• What to produce: Write the data out again, character for character, with no images.
==== Supplied records
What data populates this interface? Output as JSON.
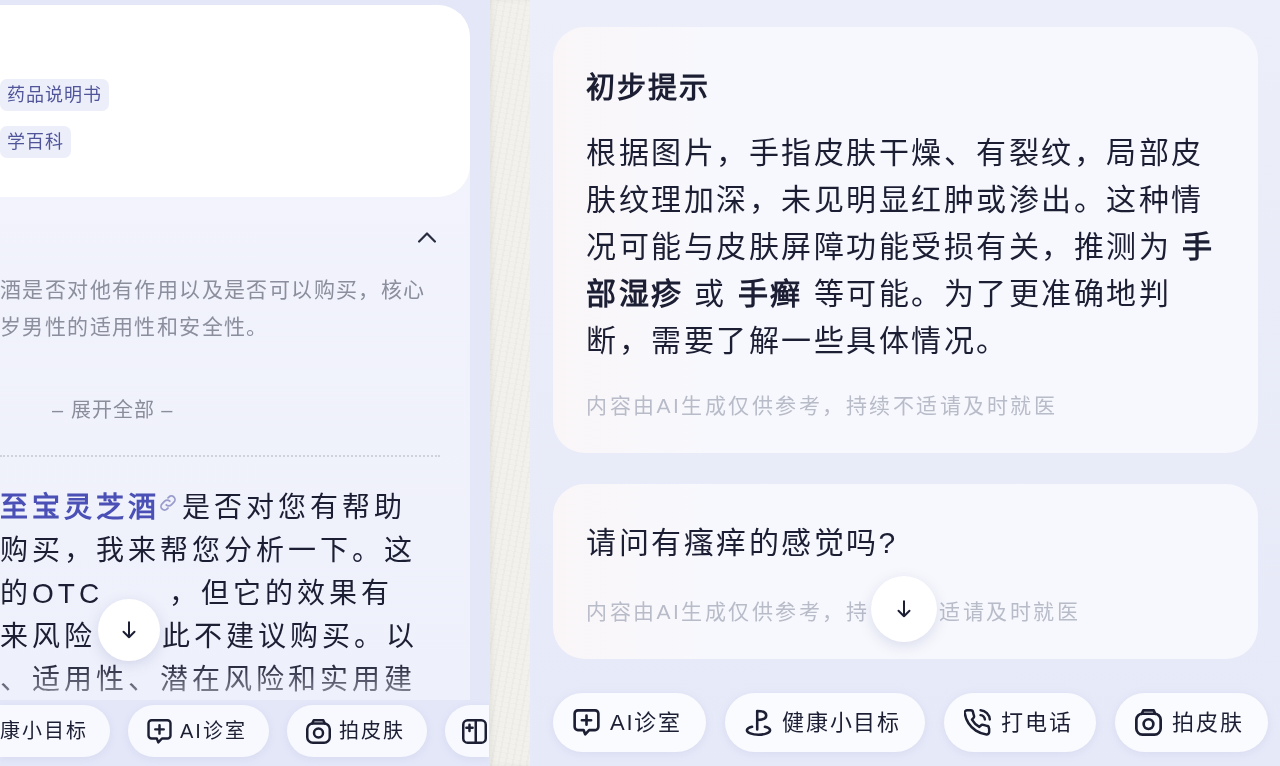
{
  "left_panel": {
    "reference_tags": [
      {
        "label": "药品说明书"
      },
      {
        "label": "学百科"
      }
    ],
    "thinking": {
      "expanded": true,
      "lines": [
        "酒是否对他有作用以及是否可以购买，核心",
        "岁男性的适用性和安全性。"
      ],
      "expand_label": "– 展开全部 –"
    },
    "answer": {
      "link": "至宝灵芝酒",
      "lines": [
        [
          "是否对您有帮助"
        ],
        [
          "购买，我来帮您分析一下。这"
        ],
        [
          "的OTC",
          "，但它的效果有"
        ],
        [
          "来风险",
          "此不建议购买。以"
        ],
        [
          "、适用性、潜在风险和实用建"
        ]
      ]
    },
    "quick_actions": [
      {
        "label": "康小目标"
      },
      {
        "kind": "clinic",
        "label": "AI诊室"
      },
      {
        "kind": "photo",
        "label": "拍皮肤"
      },
      {
        "kind": "add"
      }
    ]
  },
  "right_panel": {
    "messages": [
      {
        "title": "初步提示",
        "body": "根据图片，手指皮肤干燥、有裂纹，局部皮肤纹理加深，未见明显红肿或渗出。这种情况可能与皮肤屏障功能受损有关，推测为 **手部湿疹** 或 **手癣** 等可能。为了更准确地判断，需要了解一些具体情况。",
        "disclaimer": [
          "内容由AI生成仅供参考，持续不适请及时就医"
        ]
      },
      {
        "body": "请问有瘙痒的感觉吗?",
        "disclaimer": [
          "内容由AI生成仅供参考，持",
          "适请及时就医"
        ]
      }
    ],
    "quick_actions": [
      {
        "kind": "clinic",
        "label": "AI诊室"
      },
      {
        "kind": "goals",
        "label": "健康小目标"
      },
      {
        "kind": "call",
        "label": "打电话"
      },
      {
        "kind": "photo",
        "label": "拍皮肤"
      }
    ]
  }
}
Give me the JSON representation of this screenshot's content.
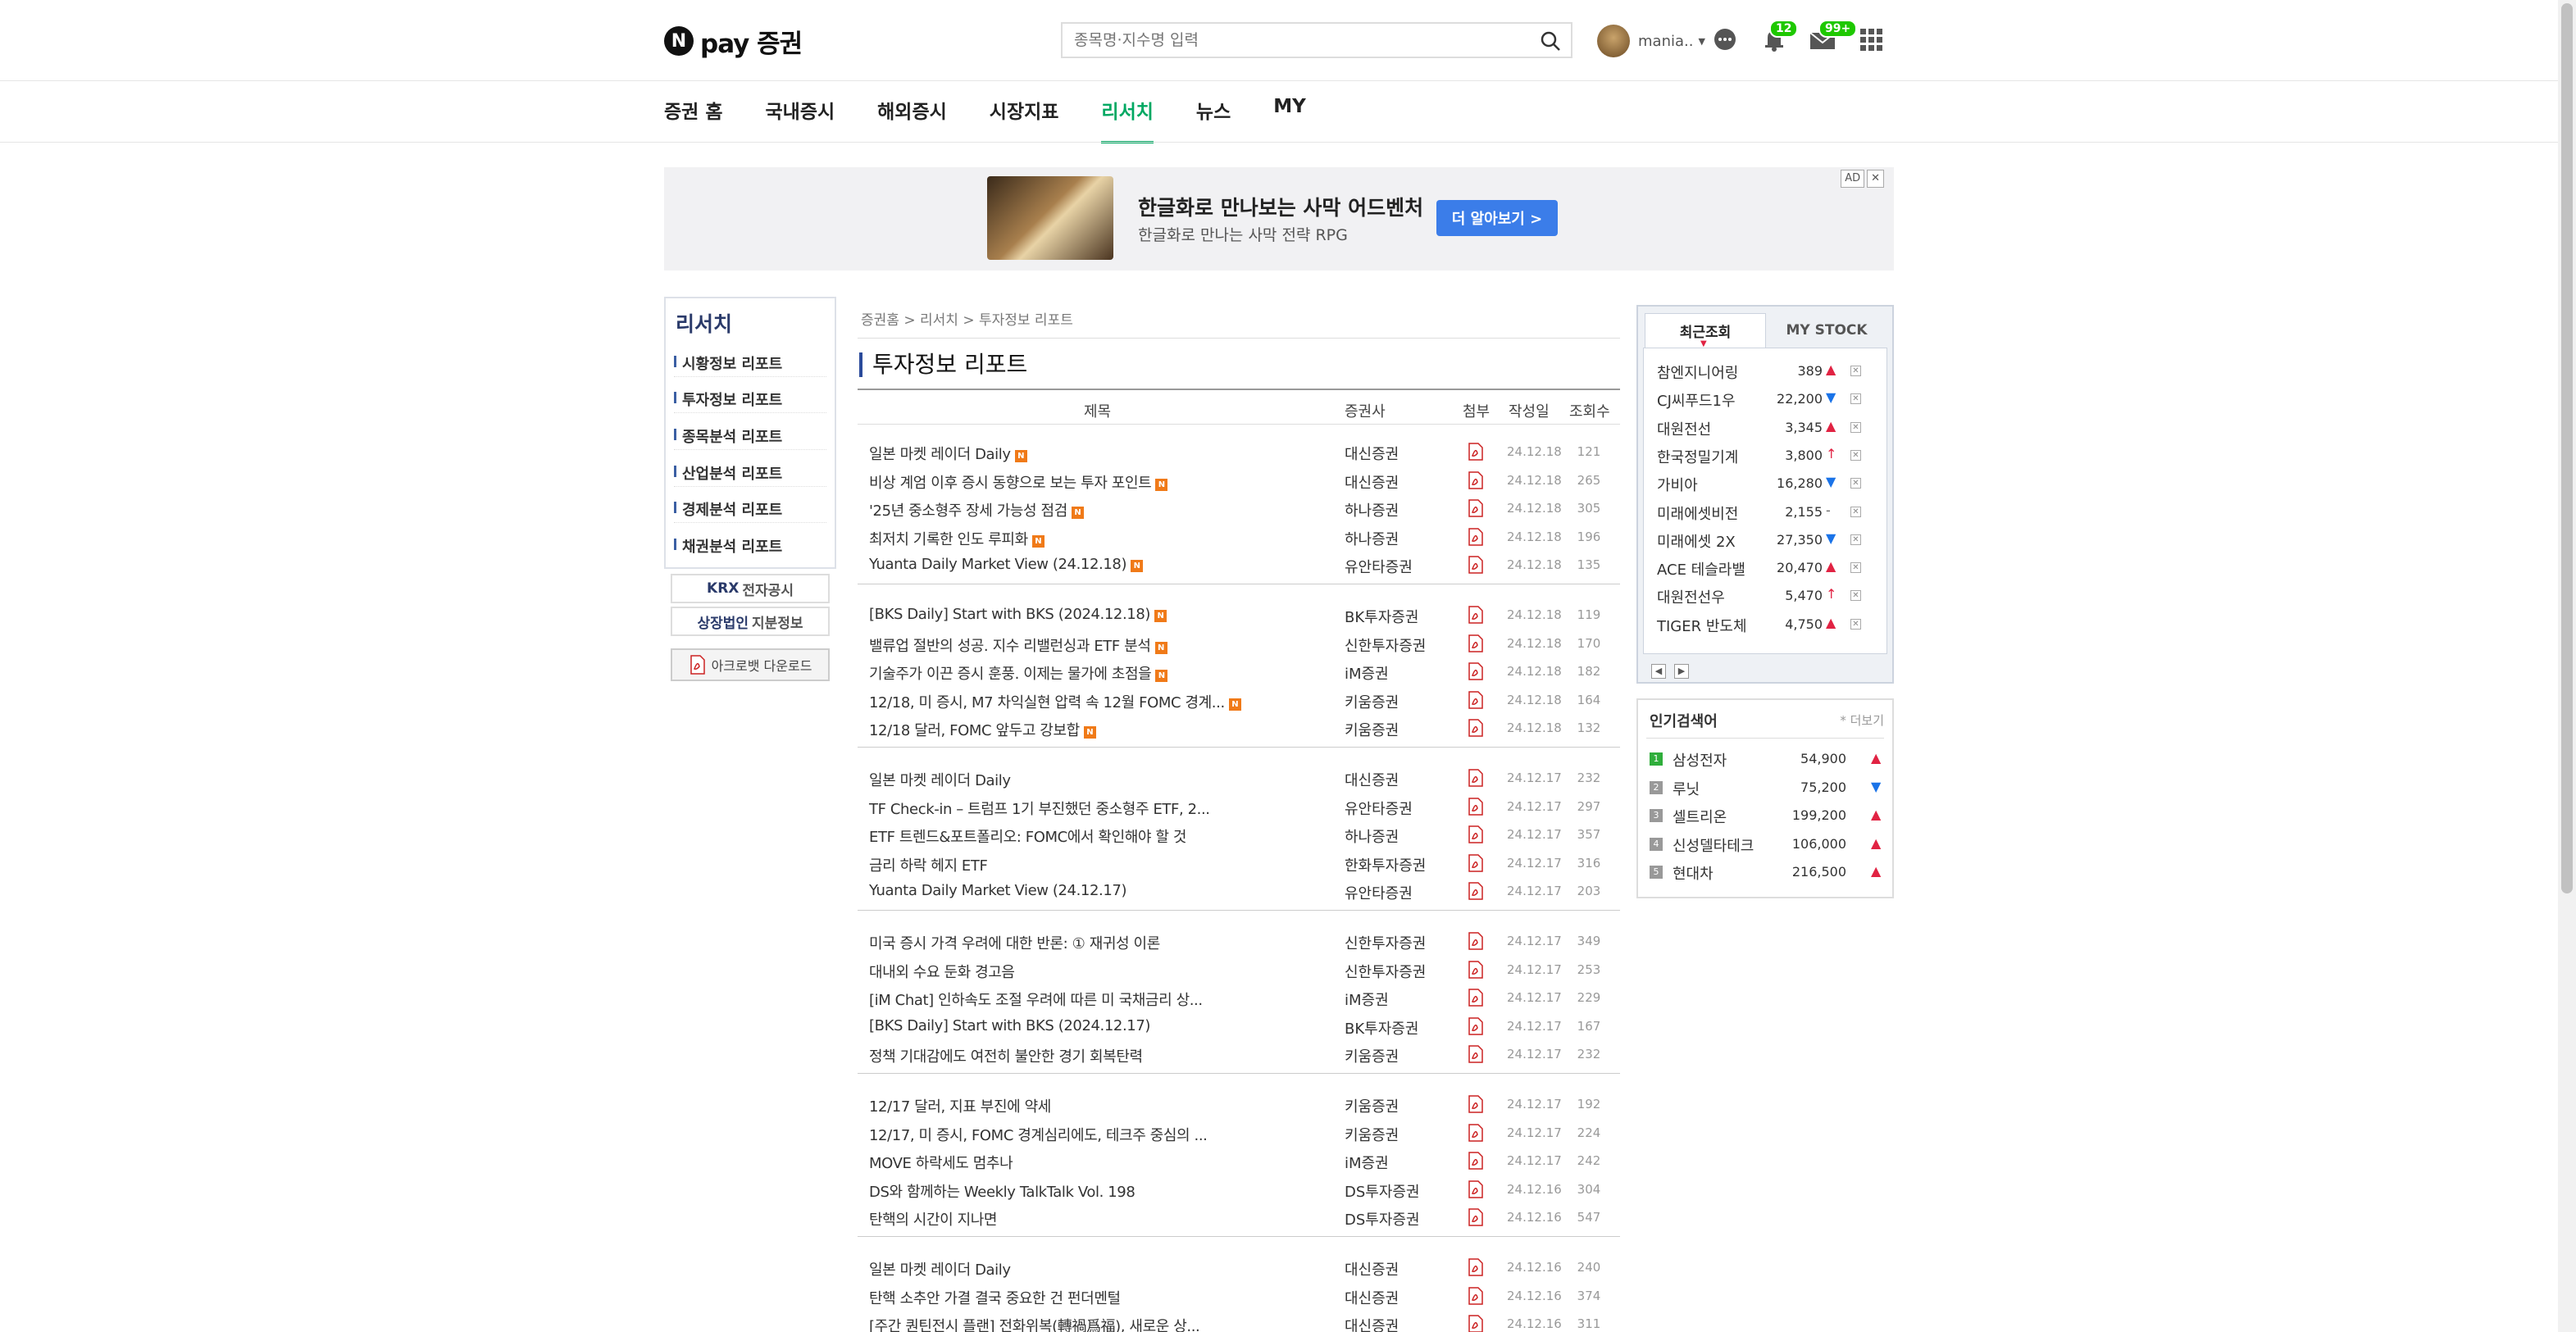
========
• Full output:
What data populates this interface? Output as JSON.
{
  "left_panel": {
    "reference_tags": [
      {
        "label": "药品说明书"
      },
      {
        "label": "学百科"
      }
    ],
    "thinking": {
      "expanded": true,
      "lines": [
        "酒是否对他有作用以及是否可以购买，核心",
        "岁男性的适用性和安全性。"
      ],
      "expand_label": "– 展开全部 –"
    },
    "answer": {
      "link": "至宝灵芝酒",
      "lines": [
        [
          "是否对您有帮助"
        ],
        [
          "购买，我来帮您分析一下。这"
        ],
        [
          "的OTC",
          "，但它的效果有"
        ],
        [
          "来风险",
          "此不建议购买。以"
        ],
        [
          "、适用性、潜在风险和实用建"
        ]
      ]
    },
    "quick_actions": [
      {
        "label": "康小目标"
      },
      {
        "kind": "clinic",
        "label": "AI诊室"
      },
      {
        "kind": "photo",
        "label": "拍皮肤"
      },
      {
        "kind": "add"
      }
    ]
  },
  "right_panel": {
    "messages": [
      {
        "title": "初步提示",
        "body": "根据图片，手指皮肤干燥、有裂纹，局部皮肤纹理加深，未见明显红肿或渗出。这种情况可能与皮肤屏障功能受损有关，推测为 **手部湿疹** 或 **手癣** 等可能。为了更准确地判断，需要了解一些具体情况。",
        "disclaimer": [
          "内容由AI生成仅供参考，持续不适请及时就医"
        ]
      },
      {
        "body": "请问有瘙痒的感觉吗?",
        "disclaimer": [
          "内容由AI生成仅供参考，持",
          "适请及时就医"
        ]
      }
    ],
    "quick_actions": [
      {
        "kind": "clinic",
        "label": "AI诊室"
      },
      {
        "kind": "goals",
        "label": "健康小目标"
      },
      {
        "kind": "call",
        "label": "打电话"
      },
      {
        "kind": "photo",
        "label": "拍皮肤"
      }
    ]
  }
}
Give me the JSON representation of this screenshot's content.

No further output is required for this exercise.